[Extracted records]
⟨

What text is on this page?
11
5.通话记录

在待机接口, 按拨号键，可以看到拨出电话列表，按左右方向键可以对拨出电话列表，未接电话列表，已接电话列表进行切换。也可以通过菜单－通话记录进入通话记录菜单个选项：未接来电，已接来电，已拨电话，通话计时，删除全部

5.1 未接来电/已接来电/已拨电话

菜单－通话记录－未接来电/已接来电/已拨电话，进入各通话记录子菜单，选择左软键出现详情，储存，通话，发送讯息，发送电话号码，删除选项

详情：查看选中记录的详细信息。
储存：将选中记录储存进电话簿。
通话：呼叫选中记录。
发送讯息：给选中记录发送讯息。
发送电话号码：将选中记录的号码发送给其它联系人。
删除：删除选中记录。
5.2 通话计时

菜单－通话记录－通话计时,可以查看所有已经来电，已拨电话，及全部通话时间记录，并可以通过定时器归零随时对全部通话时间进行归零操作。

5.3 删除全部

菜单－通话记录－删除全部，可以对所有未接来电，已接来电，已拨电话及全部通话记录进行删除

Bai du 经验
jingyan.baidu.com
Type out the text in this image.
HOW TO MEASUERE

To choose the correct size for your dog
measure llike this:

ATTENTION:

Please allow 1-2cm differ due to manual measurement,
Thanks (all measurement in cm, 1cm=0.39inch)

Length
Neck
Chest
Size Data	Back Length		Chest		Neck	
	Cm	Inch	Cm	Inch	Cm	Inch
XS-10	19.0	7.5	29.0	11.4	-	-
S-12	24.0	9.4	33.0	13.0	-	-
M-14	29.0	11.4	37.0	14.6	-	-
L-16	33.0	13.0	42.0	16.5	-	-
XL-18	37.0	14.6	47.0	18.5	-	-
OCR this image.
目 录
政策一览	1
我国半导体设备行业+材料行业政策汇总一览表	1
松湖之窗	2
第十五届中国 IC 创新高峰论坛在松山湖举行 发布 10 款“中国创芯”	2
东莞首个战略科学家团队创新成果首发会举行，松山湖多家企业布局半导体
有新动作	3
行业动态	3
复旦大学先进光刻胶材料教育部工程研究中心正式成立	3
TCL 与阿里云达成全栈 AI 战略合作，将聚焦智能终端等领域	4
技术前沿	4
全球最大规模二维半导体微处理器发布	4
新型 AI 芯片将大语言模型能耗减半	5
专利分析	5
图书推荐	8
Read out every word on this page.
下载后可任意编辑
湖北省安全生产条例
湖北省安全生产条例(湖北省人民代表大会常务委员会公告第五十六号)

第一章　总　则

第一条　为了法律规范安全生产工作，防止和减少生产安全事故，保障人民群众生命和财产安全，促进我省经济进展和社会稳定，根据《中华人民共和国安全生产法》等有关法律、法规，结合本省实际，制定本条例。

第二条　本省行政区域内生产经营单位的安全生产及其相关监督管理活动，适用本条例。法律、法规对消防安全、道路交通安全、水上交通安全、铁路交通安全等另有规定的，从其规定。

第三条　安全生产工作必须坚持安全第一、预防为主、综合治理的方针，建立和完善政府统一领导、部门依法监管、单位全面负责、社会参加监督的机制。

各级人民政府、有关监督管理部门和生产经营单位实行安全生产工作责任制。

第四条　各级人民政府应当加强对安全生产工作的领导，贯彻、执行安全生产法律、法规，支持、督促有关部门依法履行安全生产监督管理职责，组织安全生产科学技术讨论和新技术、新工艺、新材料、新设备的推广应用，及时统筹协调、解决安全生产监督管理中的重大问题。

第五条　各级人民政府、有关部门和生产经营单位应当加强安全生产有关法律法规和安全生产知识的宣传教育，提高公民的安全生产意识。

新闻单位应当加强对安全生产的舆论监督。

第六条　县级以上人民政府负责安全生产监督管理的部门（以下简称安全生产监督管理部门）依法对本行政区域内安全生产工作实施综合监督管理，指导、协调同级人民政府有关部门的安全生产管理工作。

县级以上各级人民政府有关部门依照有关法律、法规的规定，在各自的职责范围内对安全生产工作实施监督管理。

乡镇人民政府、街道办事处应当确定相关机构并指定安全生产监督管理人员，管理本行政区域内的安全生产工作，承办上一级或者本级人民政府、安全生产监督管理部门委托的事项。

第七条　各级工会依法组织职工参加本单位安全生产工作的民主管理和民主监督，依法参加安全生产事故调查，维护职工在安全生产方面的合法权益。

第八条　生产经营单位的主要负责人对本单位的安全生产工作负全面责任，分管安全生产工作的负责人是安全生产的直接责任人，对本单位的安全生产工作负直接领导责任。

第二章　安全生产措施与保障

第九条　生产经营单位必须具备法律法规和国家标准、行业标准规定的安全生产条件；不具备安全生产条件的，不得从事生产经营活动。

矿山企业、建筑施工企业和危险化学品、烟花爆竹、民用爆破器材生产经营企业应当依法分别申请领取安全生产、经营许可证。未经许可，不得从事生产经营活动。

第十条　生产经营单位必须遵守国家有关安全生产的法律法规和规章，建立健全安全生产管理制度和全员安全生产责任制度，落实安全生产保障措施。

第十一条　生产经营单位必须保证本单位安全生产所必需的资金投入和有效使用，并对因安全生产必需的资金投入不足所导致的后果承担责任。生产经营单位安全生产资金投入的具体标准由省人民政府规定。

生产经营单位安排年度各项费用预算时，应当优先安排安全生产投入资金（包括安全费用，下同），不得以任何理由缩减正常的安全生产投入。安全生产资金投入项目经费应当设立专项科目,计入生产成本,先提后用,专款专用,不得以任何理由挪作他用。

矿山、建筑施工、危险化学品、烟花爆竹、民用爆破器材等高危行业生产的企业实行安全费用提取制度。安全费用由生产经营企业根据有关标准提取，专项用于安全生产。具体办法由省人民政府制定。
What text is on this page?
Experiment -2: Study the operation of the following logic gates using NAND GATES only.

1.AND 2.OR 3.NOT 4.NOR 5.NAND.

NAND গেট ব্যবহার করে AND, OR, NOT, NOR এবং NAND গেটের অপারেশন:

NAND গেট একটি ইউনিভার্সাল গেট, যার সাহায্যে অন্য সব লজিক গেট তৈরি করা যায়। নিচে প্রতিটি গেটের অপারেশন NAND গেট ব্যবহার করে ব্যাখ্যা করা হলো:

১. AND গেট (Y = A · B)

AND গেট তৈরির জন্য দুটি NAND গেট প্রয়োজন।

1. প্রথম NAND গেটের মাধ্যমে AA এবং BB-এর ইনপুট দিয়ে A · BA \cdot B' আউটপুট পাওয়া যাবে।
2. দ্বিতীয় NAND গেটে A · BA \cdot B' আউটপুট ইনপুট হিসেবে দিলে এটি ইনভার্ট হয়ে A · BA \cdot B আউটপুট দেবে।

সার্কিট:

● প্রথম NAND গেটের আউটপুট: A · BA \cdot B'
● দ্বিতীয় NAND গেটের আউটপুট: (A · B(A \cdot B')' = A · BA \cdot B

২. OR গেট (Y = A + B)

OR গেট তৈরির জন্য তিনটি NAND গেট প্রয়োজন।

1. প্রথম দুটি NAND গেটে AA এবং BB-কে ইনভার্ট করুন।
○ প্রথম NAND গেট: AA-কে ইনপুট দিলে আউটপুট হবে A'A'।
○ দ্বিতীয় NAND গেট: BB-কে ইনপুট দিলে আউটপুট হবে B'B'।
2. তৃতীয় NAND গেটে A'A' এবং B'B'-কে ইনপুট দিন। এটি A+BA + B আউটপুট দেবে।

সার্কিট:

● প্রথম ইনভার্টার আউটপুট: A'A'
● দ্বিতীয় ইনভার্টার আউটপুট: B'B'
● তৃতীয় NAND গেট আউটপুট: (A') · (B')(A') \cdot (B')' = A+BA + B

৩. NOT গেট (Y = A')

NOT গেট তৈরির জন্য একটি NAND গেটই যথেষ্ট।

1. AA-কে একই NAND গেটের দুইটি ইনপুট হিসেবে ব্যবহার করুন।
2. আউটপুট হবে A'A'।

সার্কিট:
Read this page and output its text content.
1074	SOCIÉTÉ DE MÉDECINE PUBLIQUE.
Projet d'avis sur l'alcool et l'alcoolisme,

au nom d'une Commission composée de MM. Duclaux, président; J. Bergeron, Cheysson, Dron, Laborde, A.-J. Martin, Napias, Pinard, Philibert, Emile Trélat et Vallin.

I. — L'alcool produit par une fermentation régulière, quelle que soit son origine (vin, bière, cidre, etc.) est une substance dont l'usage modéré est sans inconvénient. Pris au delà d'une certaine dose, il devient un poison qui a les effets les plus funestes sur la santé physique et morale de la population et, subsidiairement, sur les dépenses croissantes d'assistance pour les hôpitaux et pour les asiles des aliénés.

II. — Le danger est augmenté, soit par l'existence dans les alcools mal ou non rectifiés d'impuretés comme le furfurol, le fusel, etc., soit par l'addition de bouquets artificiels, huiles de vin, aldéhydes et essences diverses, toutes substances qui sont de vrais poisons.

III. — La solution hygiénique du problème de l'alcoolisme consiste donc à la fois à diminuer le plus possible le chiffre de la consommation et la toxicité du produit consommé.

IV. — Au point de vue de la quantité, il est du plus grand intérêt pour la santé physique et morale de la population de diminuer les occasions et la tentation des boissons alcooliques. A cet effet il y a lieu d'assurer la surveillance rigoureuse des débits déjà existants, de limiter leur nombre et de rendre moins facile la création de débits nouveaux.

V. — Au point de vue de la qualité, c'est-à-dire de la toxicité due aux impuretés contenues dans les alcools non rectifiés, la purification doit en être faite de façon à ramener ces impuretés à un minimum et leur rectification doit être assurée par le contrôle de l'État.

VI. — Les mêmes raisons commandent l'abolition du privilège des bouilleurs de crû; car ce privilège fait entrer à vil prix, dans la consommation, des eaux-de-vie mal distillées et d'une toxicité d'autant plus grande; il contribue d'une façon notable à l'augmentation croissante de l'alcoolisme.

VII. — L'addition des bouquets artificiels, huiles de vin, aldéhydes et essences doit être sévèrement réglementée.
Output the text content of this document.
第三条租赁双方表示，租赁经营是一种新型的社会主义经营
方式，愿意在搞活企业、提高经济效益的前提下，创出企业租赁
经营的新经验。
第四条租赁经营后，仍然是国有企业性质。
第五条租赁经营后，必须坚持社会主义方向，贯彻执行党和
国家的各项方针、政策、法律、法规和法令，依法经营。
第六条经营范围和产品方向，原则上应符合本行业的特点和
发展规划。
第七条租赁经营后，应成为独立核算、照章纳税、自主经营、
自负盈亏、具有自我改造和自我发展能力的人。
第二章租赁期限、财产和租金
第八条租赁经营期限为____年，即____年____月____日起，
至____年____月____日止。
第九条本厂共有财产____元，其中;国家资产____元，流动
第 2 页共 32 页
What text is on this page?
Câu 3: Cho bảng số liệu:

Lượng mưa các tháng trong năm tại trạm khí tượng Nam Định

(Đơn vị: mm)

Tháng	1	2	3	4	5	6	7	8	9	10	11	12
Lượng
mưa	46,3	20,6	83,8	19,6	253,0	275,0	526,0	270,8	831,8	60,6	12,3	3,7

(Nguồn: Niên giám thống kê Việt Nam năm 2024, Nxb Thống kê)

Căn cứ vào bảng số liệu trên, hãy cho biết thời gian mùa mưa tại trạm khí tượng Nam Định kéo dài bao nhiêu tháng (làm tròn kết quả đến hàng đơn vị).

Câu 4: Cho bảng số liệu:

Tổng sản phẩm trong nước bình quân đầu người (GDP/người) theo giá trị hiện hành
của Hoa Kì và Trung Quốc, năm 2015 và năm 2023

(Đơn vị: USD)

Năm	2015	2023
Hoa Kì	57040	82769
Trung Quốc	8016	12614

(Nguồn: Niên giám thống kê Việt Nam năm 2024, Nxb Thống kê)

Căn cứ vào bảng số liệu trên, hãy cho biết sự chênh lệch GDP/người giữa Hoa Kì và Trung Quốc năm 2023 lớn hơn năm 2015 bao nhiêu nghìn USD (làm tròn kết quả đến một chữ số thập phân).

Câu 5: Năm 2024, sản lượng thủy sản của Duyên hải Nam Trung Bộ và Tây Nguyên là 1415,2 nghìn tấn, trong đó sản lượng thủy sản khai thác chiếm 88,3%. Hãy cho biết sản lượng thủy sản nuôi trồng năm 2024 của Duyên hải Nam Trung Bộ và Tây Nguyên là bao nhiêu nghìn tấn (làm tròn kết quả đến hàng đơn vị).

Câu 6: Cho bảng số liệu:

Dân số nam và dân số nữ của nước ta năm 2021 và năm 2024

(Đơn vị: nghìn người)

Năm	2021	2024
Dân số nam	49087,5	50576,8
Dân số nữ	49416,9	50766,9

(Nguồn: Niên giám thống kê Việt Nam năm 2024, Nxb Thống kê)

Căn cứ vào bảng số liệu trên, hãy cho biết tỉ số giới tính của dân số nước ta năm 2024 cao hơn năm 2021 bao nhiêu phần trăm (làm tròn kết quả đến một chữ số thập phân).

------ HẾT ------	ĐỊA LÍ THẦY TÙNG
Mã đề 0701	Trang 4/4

⟩

Look above for lines with the word "content" and copy them all.

Read this page and output its text content.
Output the text content of this document.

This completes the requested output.